━━━ SOURCE DATA ━━━

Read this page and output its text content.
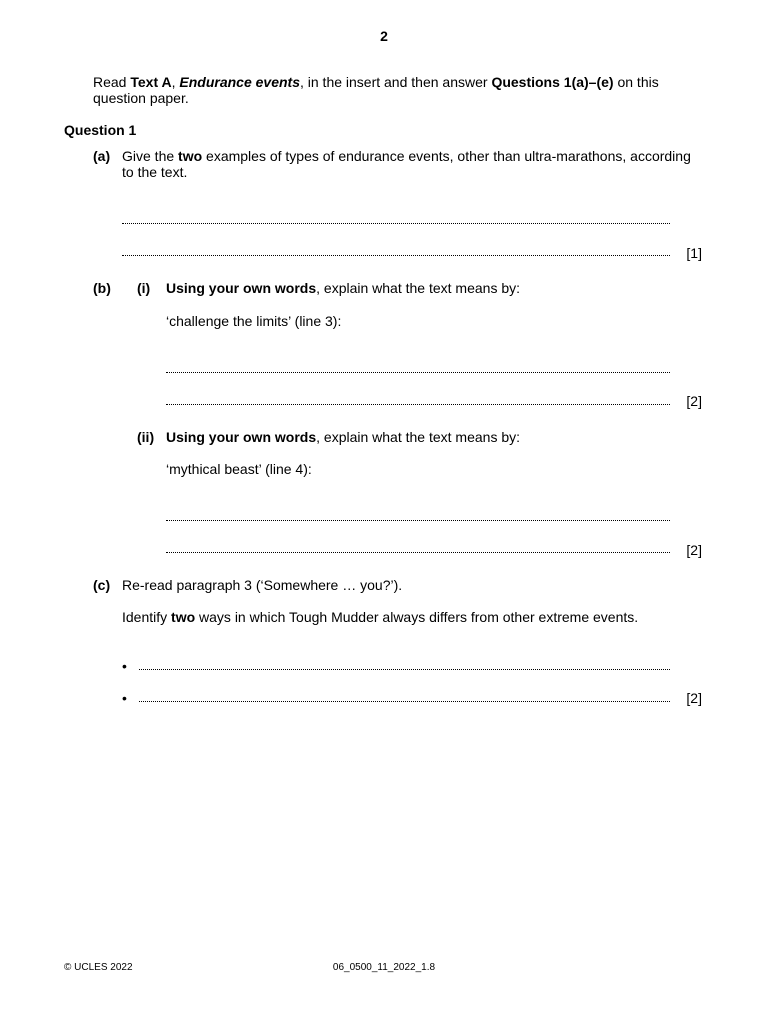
2
Read Text A, Endurance events, in the insert and then answer Questions 1(a)–(e) on this question paper.
Question 1
(a) Give the two examples of types of endurance events, other than ultra-marathons, according to the text.
[1]
(b) (i) Using your own words, explain what the text means by:
‘challenge the limits’ (line 3):
[2]
(ii) Using your own words, explain what the text means by:
‘mythical beast’ (line 4):
[2]
(c) Re-read paragraph 3 (‘Somewhere … you?’).
Identify two ways in which Tough Mudder always differs from other extreme events.
•
•	[2]
© UCLES 2022	06_0500_11_2022_1.8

━━━

**OBJECTIVE:** Return the material word for word. Pictures are not part of the copy.

**THE REPLY:**
Read this page and output its text content.
2
Read Text A, Endurance events, in the insert and then answer Questions 1(a)–(e) on this question paper.
Question 1
(a) Give the two examples of types of endurance events, other than ultra-marathons, according to the text.
[1]
(b) (i) Using your own words, explain what the text means by:
‘challenge the limits’ (line 3):
[2]
(ii) Using your own words, explain what the text means by:
‘mythical beast’ (line 4):
[2]
(c) Re-read paragraph 3 (‘Somewhere … you?’).
Identify two ways in which Tough Mudder always differs from other extreme events.
•
•	[2]
© UCLES 2022	06_0500_11_2022_1.8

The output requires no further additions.